(Data items)
^^^^

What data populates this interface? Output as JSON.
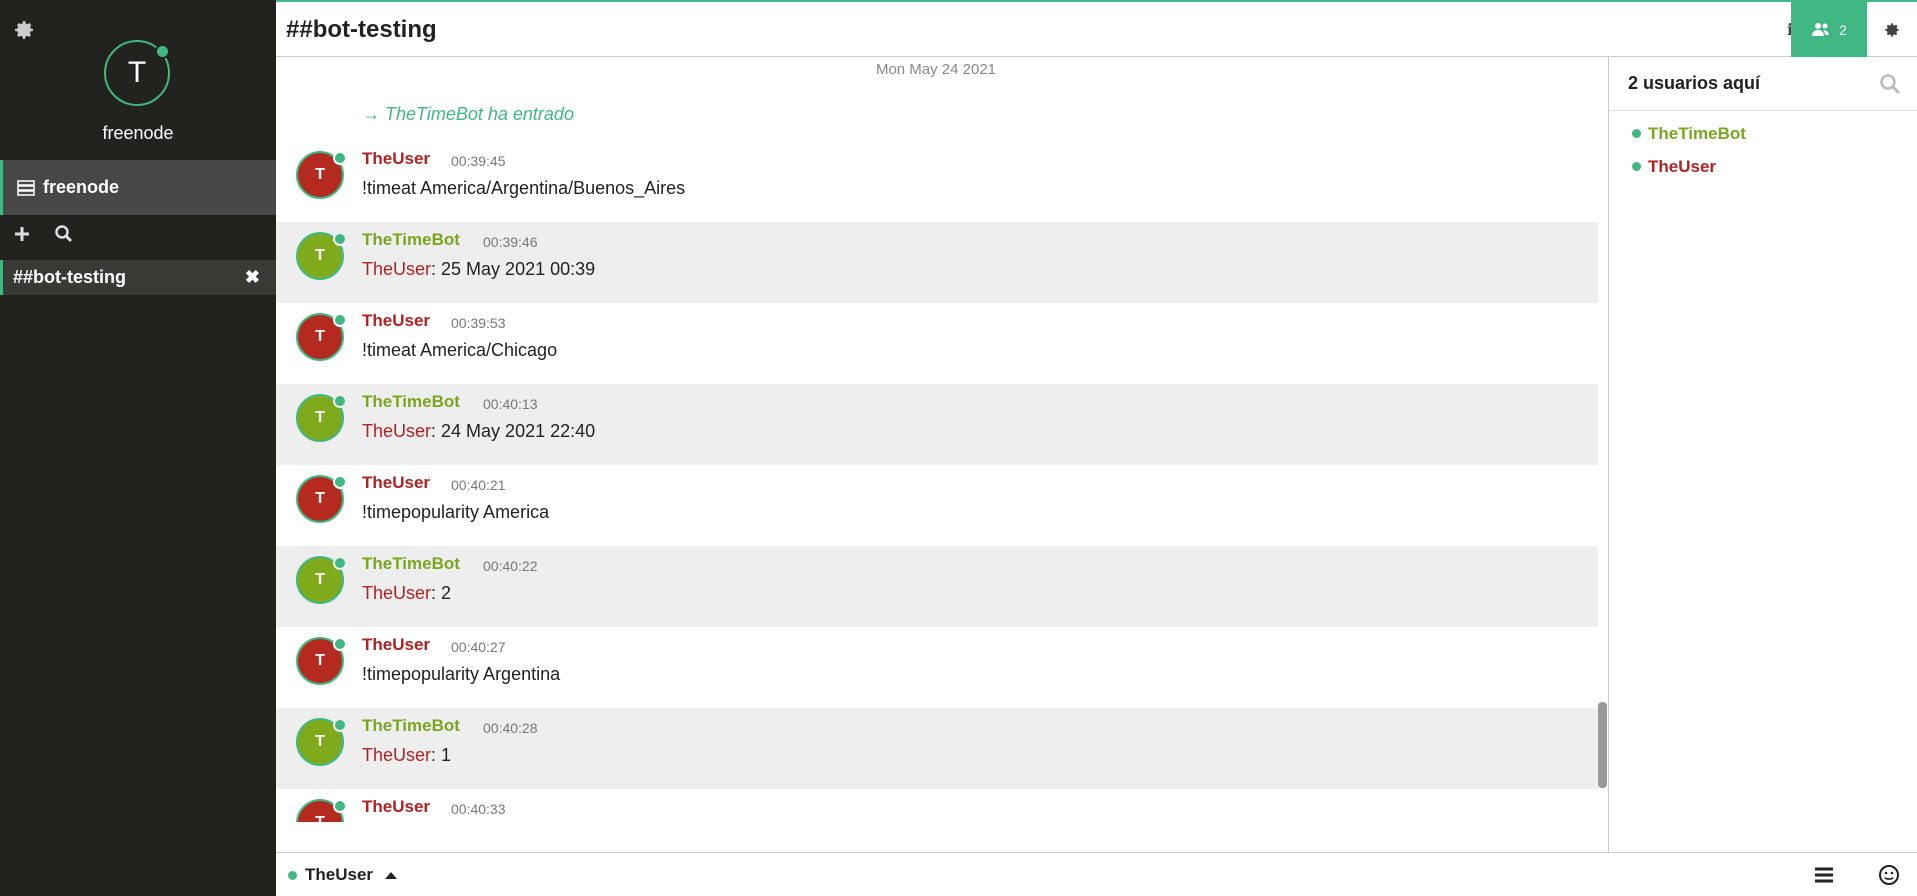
{
  "sidebar": {
    "avatar_initial": "T",
    "network_name": "freenode",
    "network_item_label": "freenode",
    "channel_label": "##bot-testing",
    "close_glyph": "✖"
  },
  "header": {
    "title": "##bot-testing",
    "info_glyph": "i",
    "member_count": "2"
  },
  "messages": {
    "date": "Mon May 24 2021",
    "join_text": "→ TheTimeBot ha entrado",
    "items": [
      {
        "nick": "TheUser",
        "initial": "T",
        "time": "00:39:45",
        "prefix": "",
        "text": "!timeat America/Argentina/Buenos_Aires"
      },
      {
        "nick": "TheTimeBot",
        "initial": "T",
        "time": "00:39:46",
        "prefix": "TheUser",
        "text": ": 25 May 2021 00:39"
      },
      {
        "nick": "TheUser",
        "initial": "T",
        "time": "00:39:53",
        "prefix": "",
        "text": "!timeat America/Chicago"
      },
      {
        "nick": "TheTimeBot",
        "initial": "T",
        "time": "00:40:13",
        "prefix": "TheUser",
        "text": ": 24 May 2021 22:40"
      },
      {
        "nick": "TheUser",
        "initial": "T",
        "time": "00:40:21",
        "prefix": "",
        "text": "!timepopularity America"
      },
      {
        "nick": "TheTimeBot",
        "initial": "T",
        "time": "00:40:22",
        "prefix": "TheUser",
        "text": ": 2"
      },
      {
        "nick": "TheUser",
        "initial": "T",
        "time": "00:40:27",
        "prefix": "",
        "text": "!timepopularity Argentina"
      },
      {
        "nick": "TheTimeBot",
        "initial": "T",
        "time": "00:40:28",
        "prefix": "TheUser",
        "text": ": 1"
      },
      {
        "nick": "TheUser",
        "initial": "T",
        "time": "00:40:33",
        "prefix": "",
        "text": ""
      }
    ]
  },
  "userlist": {
    "count_label": "2 usuarios aquí",
    "users": [
      {
        "nick": "TheTimeBot"
      },
      {
        "nick": "TheUser"
      }
    ]
  },
  "inputbar": {
    "nick": "TheUser"
  },
  "colors": {
    "accent": "#41b883",
    "sidebar_bg": "#22231f",
    "user_red": "#b22222",
    "bot_green": "#7aa61f"
  },
  "icons": [
    "gear-icon",
    "server-icon",
    "plus-icon",
    "search-icon",
    "close-icon",
    "info-icon",
    "users-icon",
    "menu-icon",
    "emoji-icon"
  ]
}
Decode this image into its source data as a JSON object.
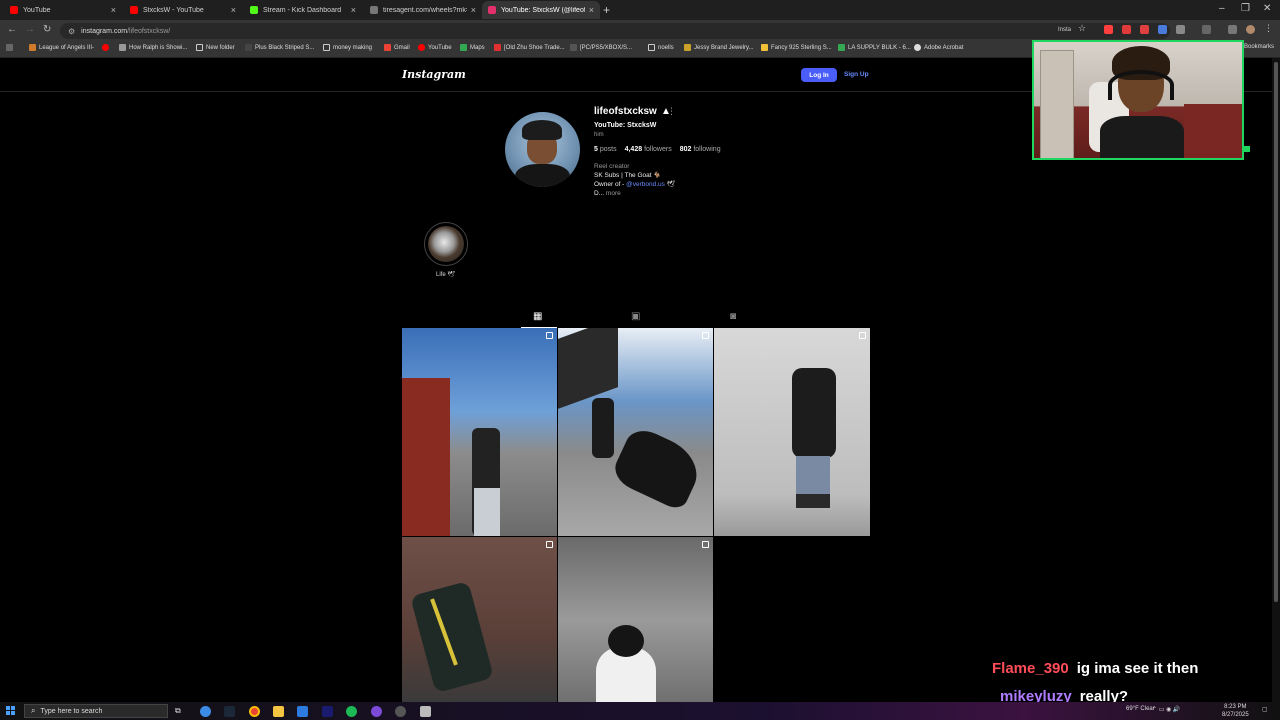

^^^^

**What to work on**
Reply with only the number of lines in the entries that contain the word "timeat".

**Result for this exercise**
2